◆ Requirement
Write out every entry exactly as it appears.

◆ Dataset rows

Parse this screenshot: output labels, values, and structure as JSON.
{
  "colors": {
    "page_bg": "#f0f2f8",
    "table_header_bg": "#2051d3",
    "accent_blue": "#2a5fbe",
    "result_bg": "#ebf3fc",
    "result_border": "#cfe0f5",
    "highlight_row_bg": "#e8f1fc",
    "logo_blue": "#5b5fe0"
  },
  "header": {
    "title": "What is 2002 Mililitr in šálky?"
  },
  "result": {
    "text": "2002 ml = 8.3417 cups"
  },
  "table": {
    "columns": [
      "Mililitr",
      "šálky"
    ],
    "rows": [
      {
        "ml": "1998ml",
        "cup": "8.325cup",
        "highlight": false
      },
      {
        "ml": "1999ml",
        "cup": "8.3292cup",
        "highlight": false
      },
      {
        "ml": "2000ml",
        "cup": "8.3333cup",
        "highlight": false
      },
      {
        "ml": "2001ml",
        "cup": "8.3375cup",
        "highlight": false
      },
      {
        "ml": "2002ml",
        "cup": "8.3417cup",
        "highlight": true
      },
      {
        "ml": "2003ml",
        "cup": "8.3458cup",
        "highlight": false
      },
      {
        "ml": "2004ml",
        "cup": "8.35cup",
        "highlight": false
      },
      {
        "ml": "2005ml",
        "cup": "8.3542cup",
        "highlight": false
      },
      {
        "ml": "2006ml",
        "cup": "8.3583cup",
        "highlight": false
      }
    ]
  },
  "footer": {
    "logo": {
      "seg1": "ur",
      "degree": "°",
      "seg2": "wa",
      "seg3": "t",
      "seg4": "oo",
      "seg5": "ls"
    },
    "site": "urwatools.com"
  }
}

◆ Written answer
Parse this screenshot: output labels, values, and structure as JSON.
{
  "colors": {
    "page_bg": "#f0f2f8",
    "table_header_bg": "#2051d3",
    "accent_blue": "#2a5fbe",
    "result_bg": "#ebf3fc",
    "result_border": "#cfe0f5",
    "highlight_row_bg": "#e8f1fc",
    "logo_blue": "#5b5fe0"
  },
  "header": {
    "title": "What is 2002 Mililitr in šálky?"
  },
  "result": {
    "text": "2002 ml = 8.3417 cups"
  },
  "table": {
    "columns": [
      "Mililitr",
      "šálky"
    ],
    "rows": [
      {
        "ml": "1998ml",
        "cup": "8.325cup",
        "highlight": false
      },
      {
        "ml": "1999ml",
        "cup": "8.3292cup",
        "highlight": false
      },
      {
        "ml": "2000ml",
        "cup": "8.3333cup",
        "highlight": false
      },
      {
        "ml": "2001ml",
        "cup": "8.3375cup",
        "highlight": false
      },
      {
        "ml": "2002ml",
        "cup": "8.3417cup",
        "highlight": true
      },
      {
        "ml": "2003ml",
        "cup": "8.3458cup",
        "highlight": false
      },
      {
        "ml": "2004ml",
        "cup": "8.35cup",
        "highlight": false
      },
      {
        "ml": "2005ml",
        "cup": "8.3542cup",
        "highlight": false
      },
      {
        "ml": "2006ml",
        "cup": "8.3583cup",
        "highlight": false
      }
    ]
  },
  "footer": {
    "logo": {
      "seg1": "ur",
      "degree": "°",
      "seg2": "wa",
      "seg3": "t",
      "seg4": "oo",
      "seg5": "ls"
    },
    "site": "urwatools.com"
  }
}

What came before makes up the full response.